Instructions to follow:
Search the data for the string "très" and gather each line it is in.

(Stored entries)
* begin *
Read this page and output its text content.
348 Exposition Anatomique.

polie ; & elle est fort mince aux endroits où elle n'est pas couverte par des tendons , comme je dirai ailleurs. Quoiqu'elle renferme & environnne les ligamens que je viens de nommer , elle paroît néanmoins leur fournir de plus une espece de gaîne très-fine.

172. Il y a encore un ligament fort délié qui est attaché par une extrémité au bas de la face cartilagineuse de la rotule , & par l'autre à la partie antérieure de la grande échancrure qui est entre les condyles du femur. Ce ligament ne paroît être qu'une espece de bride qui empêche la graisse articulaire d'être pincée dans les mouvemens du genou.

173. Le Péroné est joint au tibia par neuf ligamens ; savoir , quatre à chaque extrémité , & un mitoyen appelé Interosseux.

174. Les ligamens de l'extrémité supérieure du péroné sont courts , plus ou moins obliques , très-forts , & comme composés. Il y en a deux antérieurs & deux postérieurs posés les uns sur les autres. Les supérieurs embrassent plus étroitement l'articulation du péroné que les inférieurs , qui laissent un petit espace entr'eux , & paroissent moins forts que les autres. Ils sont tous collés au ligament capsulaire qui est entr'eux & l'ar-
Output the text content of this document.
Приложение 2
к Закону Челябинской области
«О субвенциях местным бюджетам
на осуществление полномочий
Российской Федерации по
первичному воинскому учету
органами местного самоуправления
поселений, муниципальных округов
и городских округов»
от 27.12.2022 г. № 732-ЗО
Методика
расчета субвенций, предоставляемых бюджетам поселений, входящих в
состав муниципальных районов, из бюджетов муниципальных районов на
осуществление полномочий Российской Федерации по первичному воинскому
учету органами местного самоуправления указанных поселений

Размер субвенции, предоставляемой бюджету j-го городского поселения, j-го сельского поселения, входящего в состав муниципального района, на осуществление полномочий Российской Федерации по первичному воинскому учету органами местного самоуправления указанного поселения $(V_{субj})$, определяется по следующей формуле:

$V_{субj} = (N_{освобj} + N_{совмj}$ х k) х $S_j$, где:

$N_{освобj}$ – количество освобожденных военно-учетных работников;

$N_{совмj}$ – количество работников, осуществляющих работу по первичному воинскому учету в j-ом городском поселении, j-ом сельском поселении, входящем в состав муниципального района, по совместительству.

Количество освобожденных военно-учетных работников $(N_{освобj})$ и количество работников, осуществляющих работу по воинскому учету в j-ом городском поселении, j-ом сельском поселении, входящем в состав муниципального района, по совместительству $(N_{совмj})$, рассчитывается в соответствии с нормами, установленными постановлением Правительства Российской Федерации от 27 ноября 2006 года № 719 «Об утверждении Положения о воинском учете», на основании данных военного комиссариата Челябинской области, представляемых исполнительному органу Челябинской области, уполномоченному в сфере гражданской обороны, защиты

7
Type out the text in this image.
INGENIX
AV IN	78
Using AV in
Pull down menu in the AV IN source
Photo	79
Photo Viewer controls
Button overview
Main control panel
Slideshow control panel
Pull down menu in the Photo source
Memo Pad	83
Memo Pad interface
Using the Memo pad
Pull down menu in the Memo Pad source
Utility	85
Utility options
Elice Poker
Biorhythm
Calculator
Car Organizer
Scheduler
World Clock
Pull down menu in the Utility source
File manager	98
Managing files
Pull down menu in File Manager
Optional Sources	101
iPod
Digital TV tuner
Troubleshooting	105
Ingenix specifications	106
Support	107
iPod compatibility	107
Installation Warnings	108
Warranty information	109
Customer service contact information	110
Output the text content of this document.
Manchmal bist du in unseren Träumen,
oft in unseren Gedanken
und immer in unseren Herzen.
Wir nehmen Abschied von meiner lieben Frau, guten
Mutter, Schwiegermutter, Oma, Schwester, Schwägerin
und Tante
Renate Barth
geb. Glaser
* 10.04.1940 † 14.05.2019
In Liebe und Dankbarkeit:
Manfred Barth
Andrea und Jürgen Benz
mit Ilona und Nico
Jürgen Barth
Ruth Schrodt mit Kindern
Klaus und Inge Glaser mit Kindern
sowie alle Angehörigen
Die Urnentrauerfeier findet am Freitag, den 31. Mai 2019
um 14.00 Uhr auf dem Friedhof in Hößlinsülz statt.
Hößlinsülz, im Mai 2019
* end *
Expected output:
polie ; & elle est fort mince aux endroits où elle n'est pas couverte par des tendons , comme je dirai ailleurs. Quoiqu'elle renferme & environnne les ligamens que je viens de nommer , elle paroît néanmoins leur fournir de plus une espece de gaîne très-fine.
174. Les ligamens de l'extrémité supérieure du péroné sont courts , plus ou moins obliques , très-forts , & comme composés. Il y en a deux antérieurs & deux postérieurs posés les uns sur les autres. Les supérieurs embrassent plus étroitement l'articulation du péroné que les inférieurs , qui laissent un petit espace entr'eux , & paroissent moins forts que les autres. Ils sont tous collés au ligament capsulaire qui est entr'eux & l'ar-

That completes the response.